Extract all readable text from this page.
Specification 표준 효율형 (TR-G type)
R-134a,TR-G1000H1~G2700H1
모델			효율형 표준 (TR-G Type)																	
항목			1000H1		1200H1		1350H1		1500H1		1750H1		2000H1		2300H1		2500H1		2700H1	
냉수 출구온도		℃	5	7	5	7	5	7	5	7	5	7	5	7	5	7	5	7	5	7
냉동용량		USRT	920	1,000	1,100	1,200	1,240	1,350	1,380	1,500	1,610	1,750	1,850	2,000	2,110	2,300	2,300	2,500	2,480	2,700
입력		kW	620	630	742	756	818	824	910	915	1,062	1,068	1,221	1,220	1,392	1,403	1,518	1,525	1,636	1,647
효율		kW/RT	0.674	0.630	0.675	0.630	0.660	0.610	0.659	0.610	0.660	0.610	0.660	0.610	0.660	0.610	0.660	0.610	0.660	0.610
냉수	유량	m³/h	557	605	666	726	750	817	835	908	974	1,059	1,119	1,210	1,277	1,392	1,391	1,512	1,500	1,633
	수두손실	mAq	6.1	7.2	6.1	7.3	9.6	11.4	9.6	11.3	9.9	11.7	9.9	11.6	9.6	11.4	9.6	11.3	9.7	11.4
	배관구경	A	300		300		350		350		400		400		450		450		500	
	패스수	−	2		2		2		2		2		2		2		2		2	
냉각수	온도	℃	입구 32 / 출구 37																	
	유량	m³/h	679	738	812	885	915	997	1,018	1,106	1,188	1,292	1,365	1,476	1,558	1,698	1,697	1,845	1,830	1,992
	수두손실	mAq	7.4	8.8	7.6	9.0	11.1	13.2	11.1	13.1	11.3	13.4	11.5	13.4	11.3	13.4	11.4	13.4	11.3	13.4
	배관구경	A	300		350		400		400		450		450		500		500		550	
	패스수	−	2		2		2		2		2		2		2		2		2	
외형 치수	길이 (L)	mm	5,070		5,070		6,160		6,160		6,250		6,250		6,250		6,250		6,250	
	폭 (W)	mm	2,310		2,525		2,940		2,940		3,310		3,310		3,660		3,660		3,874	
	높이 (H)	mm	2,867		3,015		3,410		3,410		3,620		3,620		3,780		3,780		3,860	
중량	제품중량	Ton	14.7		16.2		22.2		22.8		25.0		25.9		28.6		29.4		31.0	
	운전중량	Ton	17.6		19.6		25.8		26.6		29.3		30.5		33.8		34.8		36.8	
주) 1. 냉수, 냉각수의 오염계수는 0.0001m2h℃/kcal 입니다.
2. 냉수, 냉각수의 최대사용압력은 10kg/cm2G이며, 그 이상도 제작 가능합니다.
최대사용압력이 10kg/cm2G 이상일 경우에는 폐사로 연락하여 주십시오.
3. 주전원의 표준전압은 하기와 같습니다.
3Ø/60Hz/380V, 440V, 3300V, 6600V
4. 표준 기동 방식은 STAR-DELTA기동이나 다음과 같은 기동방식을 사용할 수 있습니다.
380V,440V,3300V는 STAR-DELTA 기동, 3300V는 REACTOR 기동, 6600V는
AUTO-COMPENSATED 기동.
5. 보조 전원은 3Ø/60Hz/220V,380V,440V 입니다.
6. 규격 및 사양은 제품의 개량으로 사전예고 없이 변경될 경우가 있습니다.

* **Task instructions**: Every entry must be retyped in full, exactly as given.

* **Result for this exercise**:
Extract all readable text from this page.
Specification 표준 효율형 (TR-G type)
R-134a,TR-G1000H1~G2700H1
모델			효율형 표준 (TR-G Type)																	
항목			1000H1		1200H1		1350H1		1500H1		1750H1		2000H1		2300H1		2500H1		2700H1	
냉수 출구온도		℃	5	7	5	7	5	7	5	7	5	7	5	7	5	7	5	7	5	7
냉동용량		USRT	920	1,000	1,100	1,200	1,240	1,350	1,380	1,500	1,610	1,750	1,850	2,000	2,110	2,300	2,300	2,500	2,480	2,700
입력		kW	620	630	742	756	818	824	910	915	1,062	1,068	1,221	1,220	1,392	1,403	1,518	1,525	1,636	1,647
효율		kW/RT	0.674	0.630	0.675	0.630	0.660	0.610	0.659	0.610	0.660	0.610	0.660	0.610	0.660	0.610	0.660	0.610	0.660	0.610
냉수	유량	m³/h	557	605	666	726	750	817	835	908	974	1,059	1,119	1,210	1,277	1,392	1,391	1,512	1,500	1,633
	수두손실	mAq	6.1	7.2	6.1	7.3	9.6	11.4	9.6	11.3	9.9	11.7	9.9	11.6	9.6	11.4	9.6	11.3	9.7	11.4
	배관구경	A	300		300		350		350		400		400		450		450		500	
	패스수	−	2		2		2		2		2		2		2		2		2	
냉각수	온도	℃	입구 32 / 출구 37																	
	유량	m³/h	679	738	812	885	915	997	1,018	1,106	1,188	1,292	1,365	1,476	1,558	1,698	1,697	1,845	1,830	1,992
	수두손실	mAq	7.4	8.8	7.6	9.0	11.1	13.2	11.1	13.1	11.3	13.4	11.5	13.4	11.3	13.4	11.4	13.4	11.3	13.4
	배관구경	A	300		350		400		400		450		450		500		500		550	
	패스수	−	2		2		2		2		2		2		2		2		2	
외형 치수	길이 (L)	mm	5,070		5,070		6,160		6,160		6,250		6,250		6,250		6,250		6,250	
	폭 (W)	mm	2,310		2,525		2,940		2,940		3,310		3,310		3,660		3,660		3,874	
	높이 (H)	mm	2,867		3,015		3,410		3,410		3,620		3,620		3,780		3,780		3,860	
중량	제품중량	Ton	14.7		16.2		22.2		22.8		25.0		25.9		28.6		29.4		31.0	
	운전중량	Ton	17.6		19.6		25.8		26.6		29.3		30.5		33.8		34.8		36.8	
주) 1. 냉수, 냉각수의 오염계수는 0.0001m2h℃/kcal 입니다.
2. 냉수, 냉각수의 최대사용압력은 10kg/cm2G이며, 그 이상도 제작 가능합니다.
최대사용압력이 10kg/cm2G 이상일 경우에는 폐사로 연락하여 주십시오.
3. 주전원의 표준전압은 하기와 같습니다.
3Ø/60Hz/380V, 440V, 3300V, 6600V
4. 표준 기동 방식은 STAR-DELTA기동이나 다음과 같은 기동방식을 사용할 수 있습니다.
380V,440V,3300V는 STAR-DELTA 기동, 3300V는 REACTOR 기동, 6600V는
AUTO-COMPENSATED 기동.
5. 보조 전원은 3Ø/60Hz/220V,380V,440V 입니다.
6. 규격 및 사양은 제품의 개량으로 사전예고 없이 변경될 경우가 있습니다.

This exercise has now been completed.